* [RECORDS]:

========================================================================

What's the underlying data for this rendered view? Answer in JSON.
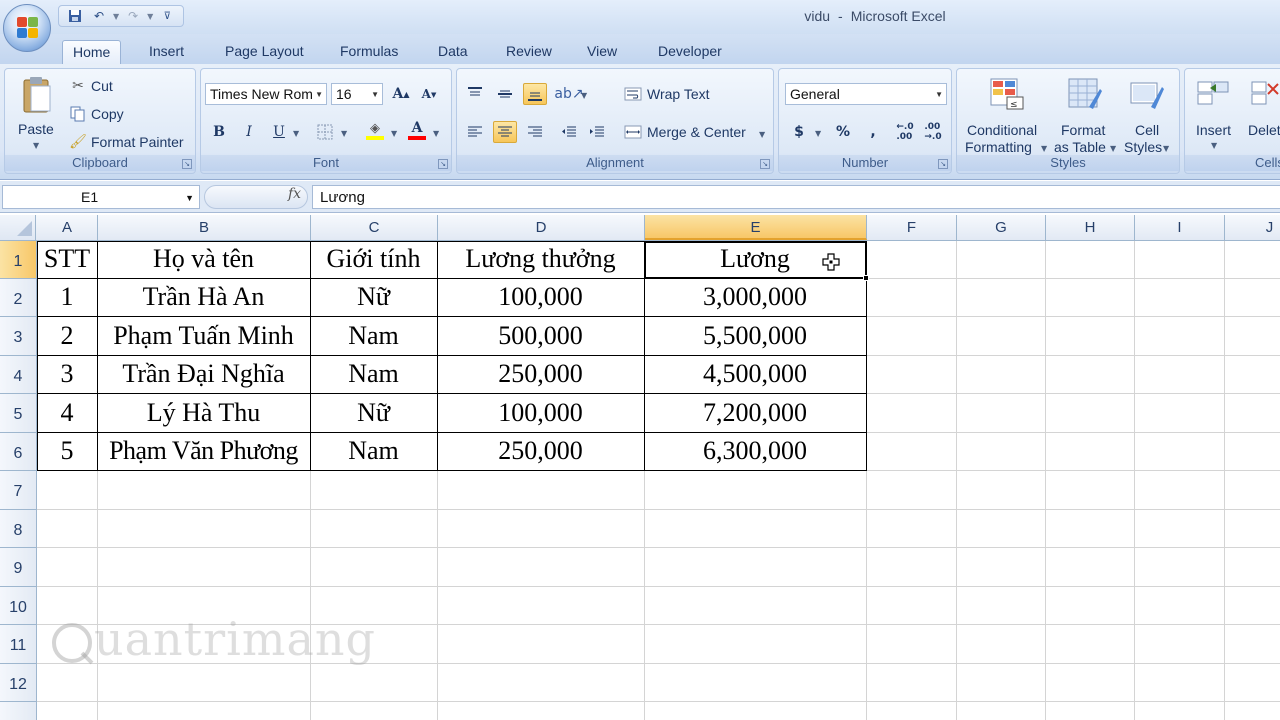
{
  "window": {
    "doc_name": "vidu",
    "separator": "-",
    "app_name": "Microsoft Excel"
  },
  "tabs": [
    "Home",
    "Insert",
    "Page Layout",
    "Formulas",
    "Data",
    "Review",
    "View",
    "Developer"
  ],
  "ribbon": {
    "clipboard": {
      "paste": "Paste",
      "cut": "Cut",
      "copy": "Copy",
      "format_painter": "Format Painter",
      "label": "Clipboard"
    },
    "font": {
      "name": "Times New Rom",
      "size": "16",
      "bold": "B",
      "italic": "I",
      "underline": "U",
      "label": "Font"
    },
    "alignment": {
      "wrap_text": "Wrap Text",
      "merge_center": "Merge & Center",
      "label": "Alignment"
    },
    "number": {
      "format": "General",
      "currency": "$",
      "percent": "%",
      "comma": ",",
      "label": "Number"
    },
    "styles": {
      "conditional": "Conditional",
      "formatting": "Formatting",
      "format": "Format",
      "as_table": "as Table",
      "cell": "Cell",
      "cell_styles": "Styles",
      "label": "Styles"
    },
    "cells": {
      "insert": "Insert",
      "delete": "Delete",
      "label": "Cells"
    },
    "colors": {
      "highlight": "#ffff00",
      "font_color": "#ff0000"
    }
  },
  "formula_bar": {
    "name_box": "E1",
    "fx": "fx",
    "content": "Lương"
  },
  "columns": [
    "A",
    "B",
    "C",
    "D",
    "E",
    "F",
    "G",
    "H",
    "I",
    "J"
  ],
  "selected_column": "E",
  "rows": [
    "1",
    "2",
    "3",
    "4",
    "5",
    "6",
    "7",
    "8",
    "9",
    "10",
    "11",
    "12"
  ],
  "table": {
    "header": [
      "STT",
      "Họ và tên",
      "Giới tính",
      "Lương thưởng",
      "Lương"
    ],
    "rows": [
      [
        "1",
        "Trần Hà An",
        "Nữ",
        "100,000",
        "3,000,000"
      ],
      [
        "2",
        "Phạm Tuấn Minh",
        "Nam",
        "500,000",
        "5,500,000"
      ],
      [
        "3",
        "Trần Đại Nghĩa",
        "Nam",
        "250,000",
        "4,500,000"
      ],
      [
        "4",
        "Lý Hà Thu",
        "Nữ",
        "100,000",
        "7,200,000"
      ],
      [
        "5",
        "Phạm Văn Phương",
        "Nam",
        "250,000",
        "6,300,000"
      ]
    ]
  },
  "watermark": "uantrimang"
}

========================================================================

Every entry must be transcribed exactly. Pictures do not belong in the copy.

What's the underlying data for this rendered view? Answer in JSON.
{
  "window": {
    "doc_name": "vidu",
    "separator": "-",
    "app_name": "Microsoft Excel"
  },
  "tabs": [
    "Home",
    "Insert",
    "Page Layout",
    "Formulas",
    "Data",
    "Review",
    "View",
    "Developer"
  ],
  "ribbon": {
    "clipboard": {
      "paste": "Paste",
      "cut": "Cut",
      "copy": "Copy",
      "format_painter": "Format Painter",
      "label": "Clipboard"
    },
    "font": {
      "name": "Times New Rom",
      "size": "16",
      "bold": "B",
      "italic": "I",
      "underline": "U",
      "label": "Font"
    },
    "alignment": {
      "wrap_text": "Wrap Text",
      "merge_center": "Merge & Center",
      "label": "Alignment"
    },
    "number": {
      "format": "General",
      "currency": "$",
      "percent": "%",
      "comma": ",",
      "label": "Number"
    },
    "styles": {
      "conditional": "Conditional",
      "formatting": "Formatting",
      "format": "Format",
      "as_table": "as Table",
      "cell": "Cell",
      "cell_styles": "Styles",
      "label": "Styles"
    },
    "cells": {
      "insert": "Insert",
      "delete": "Delete",
      "label": "Cells"
    },
    "colors": {
      "highlight": "#ffff00",
      "font_color": "#ff0000"
    }
  },
  "formula_bar": {
    "name_box": "E1",
    "fx": "fx",
    "content": "Lương"
  },
  "columns": [
    "A",
    "B",
    "C",
    "D",
    "E",
    "F",
    "G",
    "H",
    "I",
    "J"
  ],
  "selected_column": "E",
  "rows": [
    "1",
    "2",
    "3",
    "4",
    "5",
    "6",
    "7",
    "8",
    "9",
    "10",
    "11",
    "12"
  ],
  "table": {
    "header": [
      "STT",
      "Họ và tên",
      "Giới tính",
      "Lương thưởng",
      "Lương"
    ],
    "rows": [
      [
        "1",
        "Trần Hà An",
        "Nữ",
        "100,000",
        "3,000,000"
      ],
      [
        "2",
        "Phạm Tuấn Minh",
        "Nam",
        "500,000",
        "5,500,000"
      ],
      [
        "3",
        "Trần Đại Nghĩa",
        "Nam",
        "250,000",
        "4,500,000"
      ],
      [
        "4",
        "Lý Hà Thu",
        "Nữ",
        "100,000",
        "7,200,000"
      ],
      [
        "5",
        "Phạm Văn Phương",
        "Nam",
        "250,000",
        "6,300,000"
      ]
    ]
  },
  "watermark": "uantrimang"
}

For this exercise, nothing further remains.